━━━ Material for this task

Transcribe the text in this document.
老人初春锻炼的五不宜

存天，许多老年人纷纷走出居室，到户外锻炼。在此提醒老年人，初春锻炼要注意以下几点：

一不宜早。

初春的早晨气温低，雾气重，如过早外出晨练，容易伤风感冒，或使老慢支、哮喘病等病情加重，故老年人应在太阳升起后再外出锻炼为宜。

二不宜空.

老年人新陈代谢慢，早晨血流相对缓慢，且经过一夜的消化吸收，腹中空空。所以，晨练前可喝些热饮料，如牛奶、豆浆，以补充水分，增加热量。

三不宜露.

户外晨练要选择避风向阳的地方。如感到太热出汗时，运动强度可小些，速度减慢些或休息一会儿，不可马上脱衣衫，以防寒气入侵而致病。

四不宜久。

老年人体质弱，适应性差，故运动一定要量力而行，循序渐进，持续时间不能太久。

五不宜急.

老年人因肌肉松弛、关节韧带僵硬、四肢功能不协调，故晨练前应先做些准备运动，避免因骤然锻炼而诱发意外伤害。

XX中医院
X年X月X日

━━━━━━

Aim -
Faithfully transcribe the whole of the data.

Output below -
Transcribe the text in this document.
老人初春锻炼的五不宜

存天，许多老年人纷纷走出居室，到户外锻炼。在此提醒老年人，初春锻炼要注意以下几点：

一不宜早。

初春的早晨气温低，雾气重，如过早外出晨练，容易伤风感冒，或使老慢支、哮喘病等病情加重，故老年人应在太阳升起后再外出锻炼为宜。

二不宜空.

老年人新陈代谢慢，早晨血流相对缓慢，且经过一夜的消化吸收，腹中空空。所以，晨练前可喝些热饮料，如牛奶、豆浆，以补充水分，增加热量。

三不宜露.

户外晨练要选择避风向阳的地方。如感到太热出汗时，运动强度可小些，速度减慢些或休息一会儿，不可马上脱衣衫，以防寒气入侵而致病。

四不宜久。

老年人体质弱，适应性差，故运动一定要量力而行，循序渐进，持续时间不能太久。

五不宜急.

老年人因肌肉松弛、关节韧带僵硬、四肢功能不协调，故晨练前应先做些准备运动，避免因骤然锻炼而诱发意外伤害。

XX中医院
X年X月X日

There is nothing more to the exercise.